Exercise description: Write out the data again exactly, skipping every picture.

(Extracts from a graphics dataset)
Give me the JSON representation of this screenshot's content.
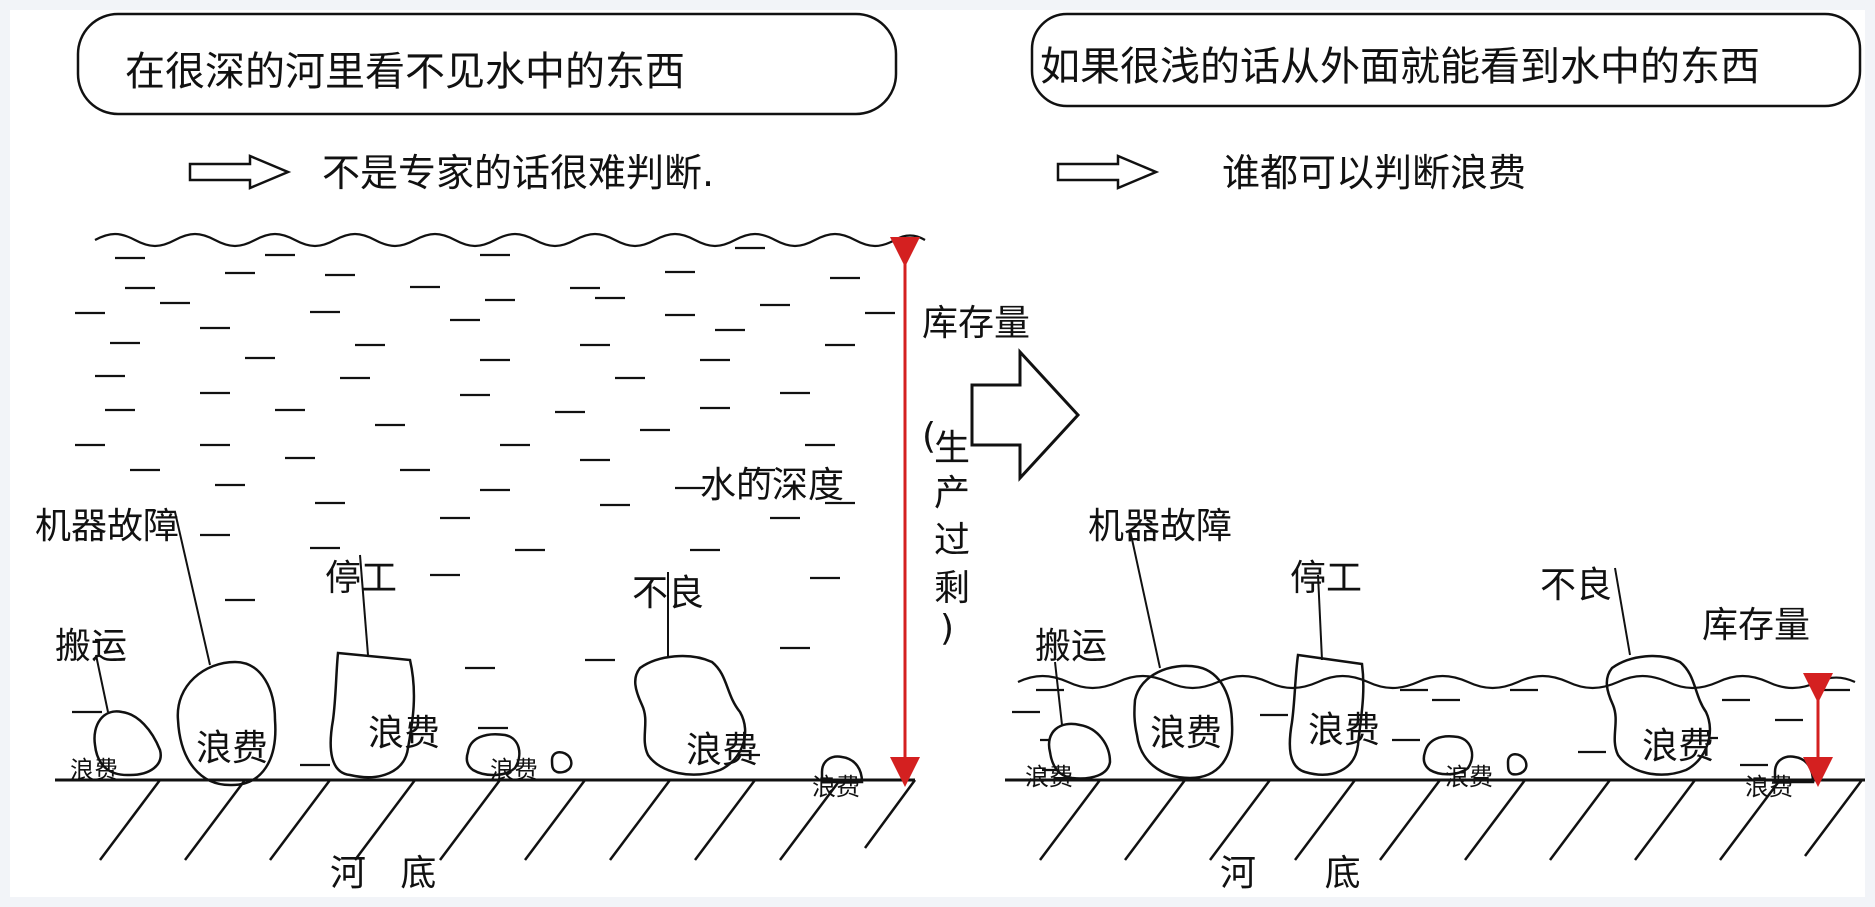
{
  "left": {
    "title": "在很深的河里看不见水中的东西",
    "subtitle": "不是专家的话很难判断.",
    "labels": {
      "inventory": "库存量",
      "water_depth": "水的深度",
      "machine_failure": "机器故障",
      "stoppage": "停工",
      "defect": "不良",
      "transport": "搬运",
      "riverbed": "河   底"
    },
    "overproduction": [
      "(",
      "生",
      "产",
      "过",
      "剩",
      ")"
    ],
    "waste_label": "浪费"
  },
  "right": {
    "title": "如果很浅的话从外面就能看到水中的东西",
    "subtitle": "谁都可以判断浪费",
    "labels": {
      "inventory": "库存量",
      "machine_failure": "机器故障",
      "stoppage": "停工",
      "defect": "不良",
      "transport": "搬运",
      "riverbed": "河      底"
    },
    "waste_label": "浪费"
  },
  "colors": {
    "arrow": "#d42020",
    "line": "#111111",
    "background": "#f2f4f8",
    "panel": "#ffffff"
  }
}
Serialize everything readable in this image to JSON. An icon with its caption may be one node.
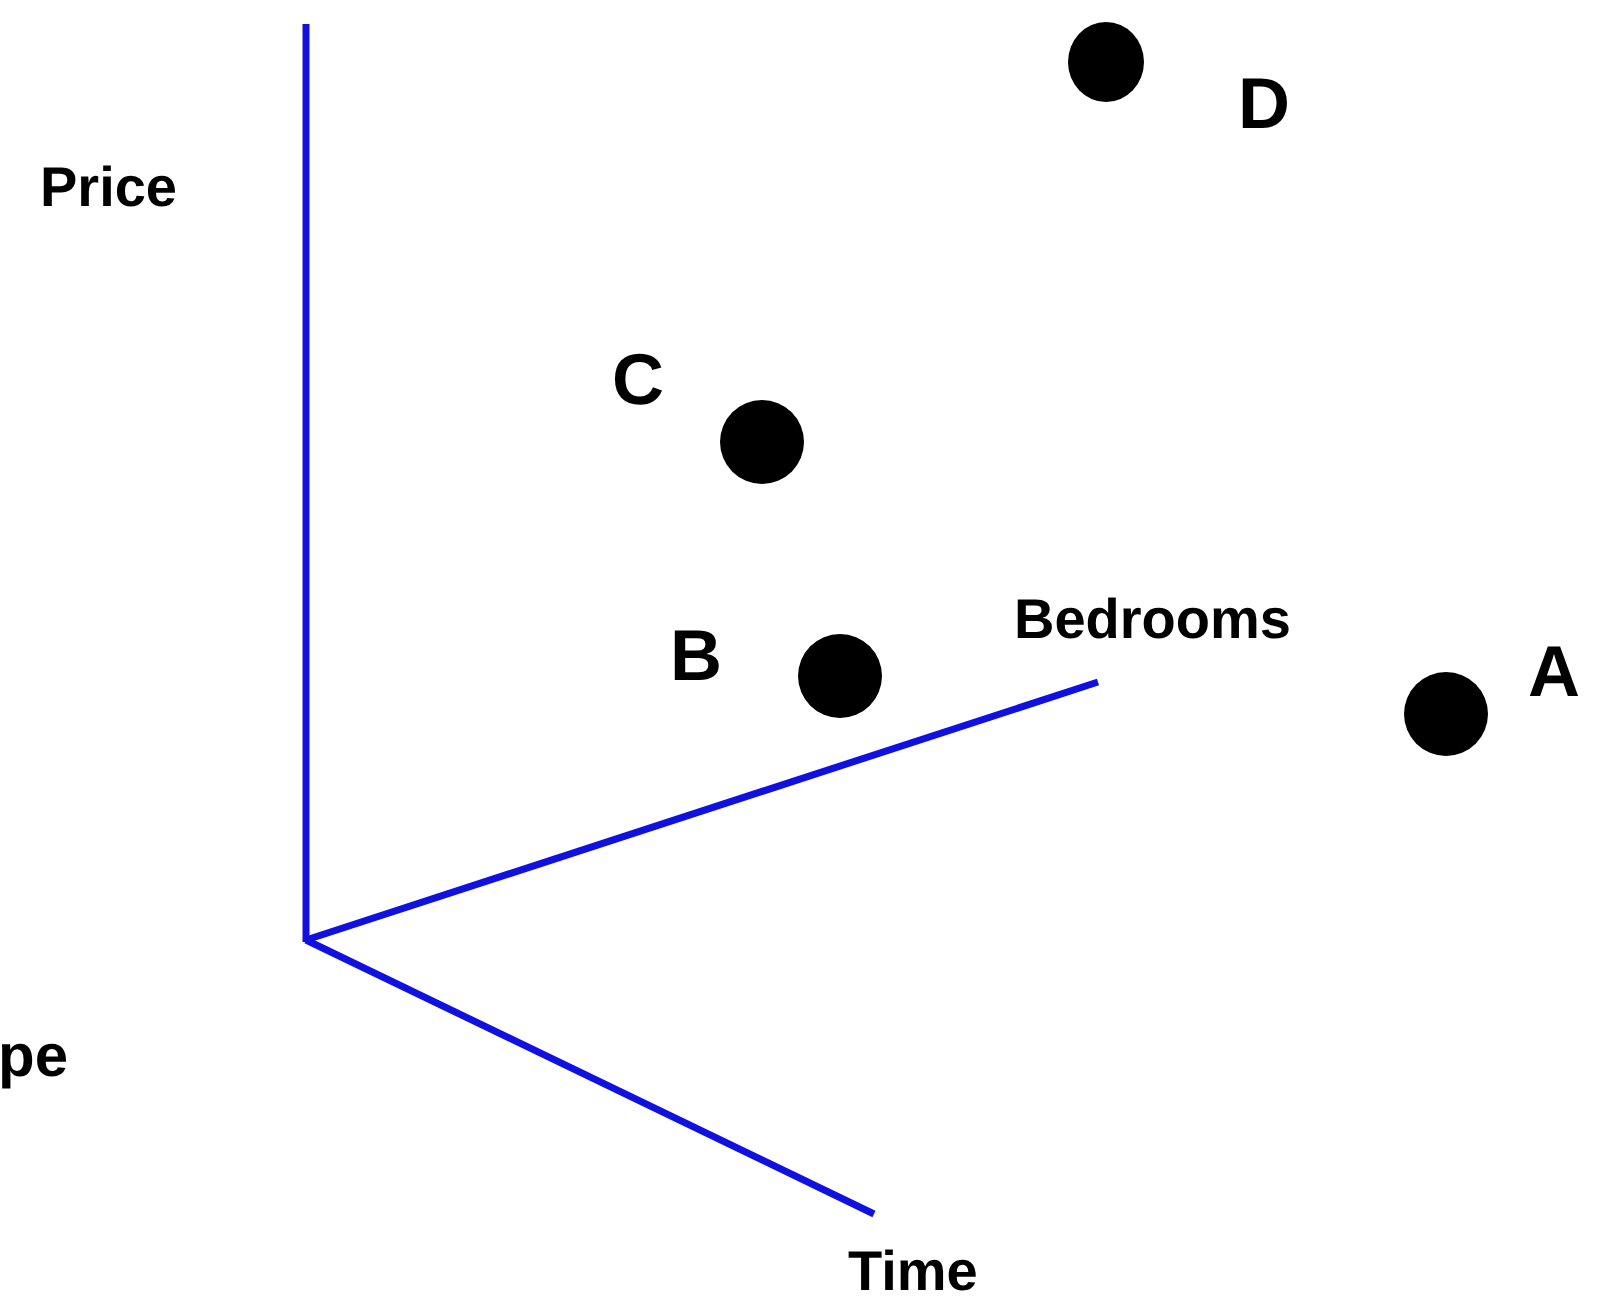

Task output:
Give me the JSON representation of this screenshot's content.
{
  "left": {
    "title": "在很深的河里看不见水中的东西",
    "subtitle": "不是专家的话很难判断.",
    "labels": {
      "inventory": "库存量",
      "water_depth": "水的深度",
      "machine_failure": "机器故障",
      "stoppage": "停工",
      "defect": "不良",
      "transport": "搬运",
      "riverbed": "河   底"
    },
    "overproduction": [
      "(",
      "生",
      "产",
      "过",
      "剩",
      ")"
    ],
    "waste_label": "浪费"
  },
  "right": {
    "title": "如果很浅的话从外面就能看到水中的东西",
    "subtitle": "谁都可以判断浪费",
    "labels": {
      "inventory": "库存量",
      "machine_failure": "机器故障",
      "stoppage": "停工",
      "defect": "不良",
      "transport": "搬运",
      "riverbed": "河      底"
    },
    "waste_label": "浪费"
  },
  "colors": {
    "arrow": "#d42020",
    "line": "#111111",
    "background": "#f2f4f8",
    "panel": "#ffffff"
  }
}
Serialize everything readable in this image to JSON. An icon with its caption may be one node.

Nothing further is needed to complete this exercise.